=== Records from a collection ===
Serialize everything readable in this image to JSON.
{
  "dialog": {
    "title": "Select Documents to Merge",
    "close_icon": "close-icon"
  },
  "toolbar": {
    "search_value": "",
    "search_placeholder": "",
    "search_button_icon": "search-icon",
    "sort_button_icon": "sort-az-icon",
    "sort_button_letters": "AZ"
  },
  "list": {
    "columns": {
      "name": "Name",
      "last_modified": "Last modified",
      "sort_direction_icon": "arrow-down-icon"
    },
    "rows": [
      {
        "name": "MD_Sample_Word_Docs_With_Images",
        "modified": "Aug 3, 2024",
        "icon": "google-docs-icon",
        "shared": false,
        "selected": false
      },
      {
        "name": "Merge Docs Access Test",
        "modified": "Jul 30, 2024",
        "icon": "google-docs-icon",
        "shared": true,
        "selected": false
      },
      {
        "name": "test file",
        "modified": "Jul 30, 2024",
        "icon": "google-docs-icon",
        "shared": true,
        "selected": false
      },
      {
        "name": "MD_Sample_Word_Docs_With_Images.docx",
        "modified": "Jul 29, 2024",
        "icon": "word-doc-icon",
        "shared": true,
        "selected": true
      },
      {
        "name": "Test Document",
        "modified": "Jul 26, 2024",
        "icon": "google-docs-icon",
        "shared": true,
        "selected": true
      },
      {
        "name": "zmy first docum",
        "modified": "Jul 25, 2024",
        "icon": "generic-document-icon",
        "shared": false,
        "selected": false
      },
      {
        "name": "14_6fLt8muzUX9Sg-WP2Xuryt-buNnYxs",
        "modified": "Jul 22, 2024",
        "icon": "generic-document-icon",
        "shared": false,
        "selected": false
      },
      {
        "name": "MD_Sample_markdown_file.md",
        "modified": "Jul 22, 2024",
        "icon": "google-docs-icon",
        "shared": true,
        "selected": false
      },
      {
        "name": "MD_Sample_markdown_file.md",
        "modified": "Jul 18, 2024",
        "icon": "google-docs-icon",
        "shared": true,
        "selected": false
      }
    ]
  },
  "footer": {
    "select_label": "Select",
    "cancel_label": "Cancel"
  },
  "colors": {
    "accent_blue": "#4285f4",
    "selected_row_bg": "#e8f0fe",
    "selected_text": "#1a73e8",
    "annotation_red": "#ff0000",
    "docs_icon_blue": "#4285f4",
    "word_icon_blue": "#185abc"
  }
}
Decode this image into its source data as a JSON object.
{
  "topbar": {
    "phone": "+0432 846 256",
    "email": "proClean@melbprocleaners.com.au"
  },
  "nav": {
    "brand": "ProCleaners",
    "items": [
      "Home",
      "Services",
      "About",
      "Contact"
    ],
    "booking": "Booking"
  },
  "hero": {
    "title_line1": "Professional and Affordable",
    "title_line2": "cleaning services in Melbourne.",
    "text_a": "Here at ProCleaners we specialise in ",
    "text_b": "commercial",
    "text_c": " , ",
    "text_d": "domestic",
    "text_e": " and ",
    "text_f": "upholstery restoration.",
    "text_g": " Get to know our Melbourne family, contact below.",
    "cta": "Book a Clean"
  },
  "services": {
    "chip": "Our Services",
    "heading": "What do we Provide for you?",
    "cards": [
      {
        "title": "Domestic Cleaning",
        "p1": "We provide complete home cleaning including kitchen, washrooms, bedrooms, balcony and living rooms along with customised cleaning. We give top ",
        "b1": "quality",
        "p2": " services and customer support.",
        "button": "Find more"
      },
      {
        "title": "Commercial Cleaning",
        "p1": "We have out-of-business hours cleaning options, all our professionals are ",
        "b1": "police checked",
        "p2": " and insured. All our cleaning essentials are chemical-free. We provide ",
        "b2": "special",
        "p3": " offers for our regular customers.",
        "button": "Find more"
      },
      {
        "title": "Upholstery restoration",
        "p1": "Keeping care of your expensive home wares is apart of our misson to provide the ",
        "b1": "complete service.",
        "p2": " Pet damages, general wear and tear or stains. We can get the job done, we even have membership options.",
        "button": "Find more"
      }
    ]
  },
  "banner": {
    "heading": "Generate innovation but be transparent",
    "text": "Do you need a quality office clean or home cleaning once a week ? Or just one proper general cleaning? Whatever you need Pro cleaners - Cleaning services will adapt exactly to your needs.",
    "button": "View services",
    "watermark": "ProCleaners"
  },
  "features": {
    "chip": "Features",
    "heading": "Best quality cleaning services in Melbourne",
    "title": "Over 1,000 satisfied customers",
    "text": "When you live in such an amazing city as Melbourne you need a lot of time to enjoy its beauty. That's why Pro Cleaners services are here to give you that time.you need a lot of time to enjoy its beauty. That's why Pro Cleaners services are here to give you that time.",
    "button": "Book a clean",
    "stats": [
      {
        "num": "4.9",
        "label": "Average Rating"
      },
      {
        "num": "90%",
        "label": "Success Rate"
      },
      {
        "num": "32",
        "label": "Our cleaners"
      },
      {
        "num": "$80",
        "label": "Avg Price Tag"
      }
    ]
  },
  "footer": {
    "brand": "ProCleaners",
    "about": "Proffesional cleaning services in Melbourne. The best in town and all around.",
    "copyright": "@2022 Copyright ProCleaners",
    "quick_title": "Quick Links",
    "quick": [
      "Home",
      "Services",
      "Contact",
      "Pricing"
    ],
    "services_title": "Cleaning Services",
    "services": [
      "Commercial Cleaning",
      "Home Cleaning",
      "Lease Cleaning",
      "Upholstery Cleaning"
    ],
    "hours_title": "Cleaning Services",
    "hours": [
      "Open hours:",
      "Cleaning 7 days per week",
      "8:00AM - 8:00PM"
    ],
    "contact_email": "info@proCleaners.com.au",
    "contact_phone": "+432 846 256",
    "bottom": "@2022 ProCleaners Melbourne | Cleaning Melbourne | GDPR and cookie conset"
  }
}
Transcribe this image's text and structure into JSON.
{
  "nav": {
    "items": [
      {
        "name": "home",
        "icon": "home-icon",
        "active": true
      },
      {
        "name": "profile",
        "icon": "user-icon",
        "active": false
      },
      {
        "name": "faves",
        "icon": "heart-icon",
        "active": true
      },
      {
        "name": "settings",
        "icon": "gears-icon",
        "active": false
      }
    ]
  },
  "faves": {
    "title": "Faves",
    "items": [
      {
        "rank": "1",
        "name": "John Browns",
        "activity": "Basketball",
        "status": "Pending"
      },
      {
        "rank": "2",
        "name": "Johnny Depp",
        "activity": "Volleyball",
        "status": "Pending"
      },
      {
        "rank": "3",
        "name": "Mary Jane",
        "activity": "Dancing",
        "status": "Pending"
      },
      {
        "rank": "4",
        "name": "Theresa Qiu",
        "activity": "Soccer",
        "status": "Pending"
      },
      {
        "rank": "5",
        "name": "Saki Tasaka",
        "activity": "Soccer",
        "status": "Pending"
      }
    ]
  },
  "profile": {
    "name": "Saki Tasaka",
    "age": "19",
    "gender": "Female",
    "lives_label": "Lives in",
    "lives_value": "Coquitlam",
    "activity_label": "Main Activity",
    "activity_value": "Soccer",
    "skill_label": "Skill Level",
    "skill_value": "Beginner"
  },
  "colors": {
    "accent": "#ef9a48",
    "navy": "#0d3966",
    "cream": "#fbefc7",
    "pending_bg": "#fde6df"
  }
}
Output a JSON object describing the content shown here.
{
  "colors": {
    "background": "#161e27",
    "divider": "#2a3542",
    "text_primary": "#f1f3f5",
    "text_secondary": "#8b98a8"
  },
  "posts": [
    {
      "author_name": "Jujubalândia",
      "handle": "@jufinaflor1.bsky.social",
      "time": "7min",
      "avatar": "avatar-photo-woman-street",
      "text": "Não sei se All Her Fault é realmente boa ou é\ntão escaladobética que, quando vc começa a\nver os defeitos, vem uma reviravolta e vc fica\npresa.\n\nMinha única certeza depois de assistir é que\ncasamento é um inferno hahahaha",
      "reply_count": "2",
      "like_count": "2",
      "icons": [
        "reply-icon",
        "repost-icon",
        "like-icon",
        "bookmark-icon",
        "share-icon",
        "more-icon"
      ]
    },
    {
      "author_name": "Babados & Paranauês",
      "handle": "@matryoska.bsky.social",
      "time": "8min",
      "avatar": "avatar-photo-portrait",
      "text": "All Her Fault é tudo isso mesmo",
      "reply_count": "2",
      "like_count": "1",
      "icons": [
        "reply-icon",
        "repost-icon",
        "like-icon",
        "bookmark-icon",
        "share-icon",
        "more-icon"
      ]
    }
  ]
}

=== Work to do ===
Give back only a number, the number of lines where the string "have" occurs.

=== Solution ===
2